* What to produce: Only the lines holding the string "darbai" are needed. Copy each one.

* Records to process:

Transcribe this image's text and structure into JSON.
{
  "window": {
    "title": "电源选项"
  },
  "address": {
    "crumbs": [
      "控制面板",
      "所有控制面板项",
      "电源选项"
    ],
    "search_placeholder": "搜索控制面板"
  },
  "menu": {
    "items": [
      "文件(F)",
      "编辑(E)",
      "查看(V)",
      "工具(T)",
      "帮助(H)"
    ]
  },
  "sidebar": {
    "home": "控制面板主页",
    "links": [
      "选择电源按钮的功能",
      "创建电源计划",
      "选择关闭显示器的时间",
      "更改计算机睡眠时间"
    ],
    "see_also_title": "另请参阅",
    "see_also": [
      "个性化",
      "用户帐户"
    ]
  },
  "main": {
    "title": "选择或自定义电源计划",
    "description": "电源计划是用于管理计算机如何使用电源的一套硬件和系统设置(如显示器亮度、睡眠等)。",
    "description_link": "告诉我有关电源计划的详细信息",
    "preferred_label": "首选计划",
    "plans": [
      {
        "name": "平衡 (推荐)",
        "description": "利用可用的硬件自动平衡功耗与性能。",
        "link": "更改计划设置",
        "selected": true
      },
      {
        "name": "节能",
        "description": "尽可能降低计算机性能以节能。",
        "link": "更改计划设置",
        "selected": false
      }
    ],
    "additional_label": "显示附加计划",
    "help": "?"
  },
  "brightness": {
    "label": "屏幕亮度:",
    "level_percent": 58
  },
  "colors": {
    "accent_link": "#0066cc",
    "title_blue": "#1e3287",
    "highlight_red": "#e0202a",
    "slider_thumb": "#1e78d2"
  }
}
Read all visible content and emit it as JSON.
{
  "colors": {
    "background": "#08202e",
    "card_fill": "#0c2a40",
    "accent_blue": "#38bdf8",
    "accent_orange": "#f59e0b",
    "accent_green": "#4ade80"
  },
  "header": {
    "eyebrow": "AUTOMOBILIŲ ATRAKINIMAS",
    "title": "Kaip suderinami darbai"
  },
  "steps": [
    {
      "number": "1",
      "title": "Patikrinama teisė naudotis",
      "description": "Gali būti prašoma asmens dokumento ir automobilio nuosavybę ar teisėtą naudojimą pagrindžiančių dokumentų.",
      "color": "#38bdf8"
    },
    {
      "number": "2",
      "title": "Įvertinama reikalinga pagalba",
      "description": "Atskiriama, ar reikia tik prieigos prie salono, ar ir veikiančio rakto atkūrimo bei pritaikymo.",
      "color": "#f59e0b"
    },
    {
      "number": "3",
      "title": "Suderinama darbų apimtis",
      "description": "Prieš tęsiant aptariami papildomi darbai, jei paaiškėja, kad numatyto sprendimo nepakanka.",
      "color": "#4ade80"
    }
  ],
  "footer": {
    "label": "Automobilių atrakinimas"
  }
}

* Written response:
    "title": "Kaip suderinami darbai"
      "description": "Prieš tęsiant aptariami papildomi darbai, jei paaiškėja, kad numatyto sprendimo nepakanka.",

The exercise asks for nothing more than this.